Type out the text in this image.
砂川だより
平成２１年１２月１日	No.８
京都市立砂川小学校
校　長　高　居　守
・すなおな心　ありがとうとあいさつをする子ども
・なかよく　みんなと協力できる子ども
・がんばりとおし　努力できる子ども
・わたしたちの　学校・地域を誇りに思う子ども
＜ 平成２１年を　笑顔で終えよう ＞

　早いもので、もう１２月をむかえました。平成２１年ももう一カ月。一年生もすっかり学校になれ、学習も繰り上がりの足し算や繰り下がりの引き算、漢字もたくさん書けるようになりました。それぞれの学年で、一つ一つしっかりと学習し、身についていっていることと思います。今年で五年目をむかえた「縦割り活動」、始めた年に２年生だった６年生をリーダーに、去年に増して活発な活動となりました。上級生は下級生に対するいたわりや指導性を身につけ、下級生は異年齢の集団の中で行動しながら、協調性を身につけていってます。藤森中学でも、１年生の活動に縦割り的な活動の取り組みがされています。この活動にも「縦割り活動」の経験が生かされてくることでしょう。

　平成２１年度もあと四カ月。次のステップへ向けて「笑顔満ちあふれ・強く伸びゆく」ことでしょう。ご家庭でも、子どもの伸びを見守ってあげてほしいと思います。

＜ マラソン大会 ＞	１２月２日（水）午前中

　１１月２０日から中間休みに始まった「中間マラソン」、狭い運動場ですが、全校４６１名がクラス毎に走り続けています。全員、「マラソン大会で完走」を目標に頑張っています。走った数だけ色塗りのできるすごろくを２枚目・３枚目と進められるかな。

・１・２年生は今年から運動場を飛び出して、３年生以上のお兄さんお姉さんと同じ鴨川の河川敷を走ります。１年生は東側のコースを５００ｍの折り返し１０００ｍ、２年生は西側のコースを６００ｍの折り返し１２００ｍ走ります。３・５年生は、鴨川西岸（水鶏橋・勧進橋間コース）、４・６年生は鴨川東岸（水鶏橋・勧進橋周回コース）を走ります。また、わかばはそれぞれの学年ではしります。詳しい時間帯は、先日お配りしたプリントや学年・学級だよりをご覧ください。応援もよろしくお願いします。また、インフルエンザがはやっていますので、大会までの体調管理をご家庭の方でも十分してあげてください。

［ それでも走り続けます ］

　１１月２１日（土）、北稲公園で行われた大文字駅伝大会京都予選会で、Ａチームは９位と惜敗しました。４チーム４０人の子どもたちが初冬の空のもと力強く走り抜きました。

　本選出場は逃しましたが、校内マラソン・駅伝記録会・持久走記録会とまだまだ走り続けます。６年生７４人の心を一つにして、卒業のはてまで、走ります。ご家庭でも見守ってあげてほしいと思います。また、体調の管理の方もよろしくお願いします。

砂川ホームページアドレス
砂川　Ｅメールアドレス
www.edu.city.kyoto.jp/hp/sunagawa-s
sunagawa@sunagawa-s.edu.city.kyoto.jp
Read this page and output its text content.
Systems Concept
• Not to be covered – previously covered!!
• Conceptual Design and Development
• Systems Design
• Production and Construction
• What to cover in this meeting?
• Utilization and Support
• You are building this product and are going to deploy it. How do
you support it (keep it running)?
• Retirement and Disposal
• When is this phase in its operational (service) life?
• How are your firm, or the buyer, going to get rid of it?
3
━━━━━━━━━━
**DIRECTIVE**
State how many lines of the records above contain the word "text", and give only that number.

**THE REPLY**
2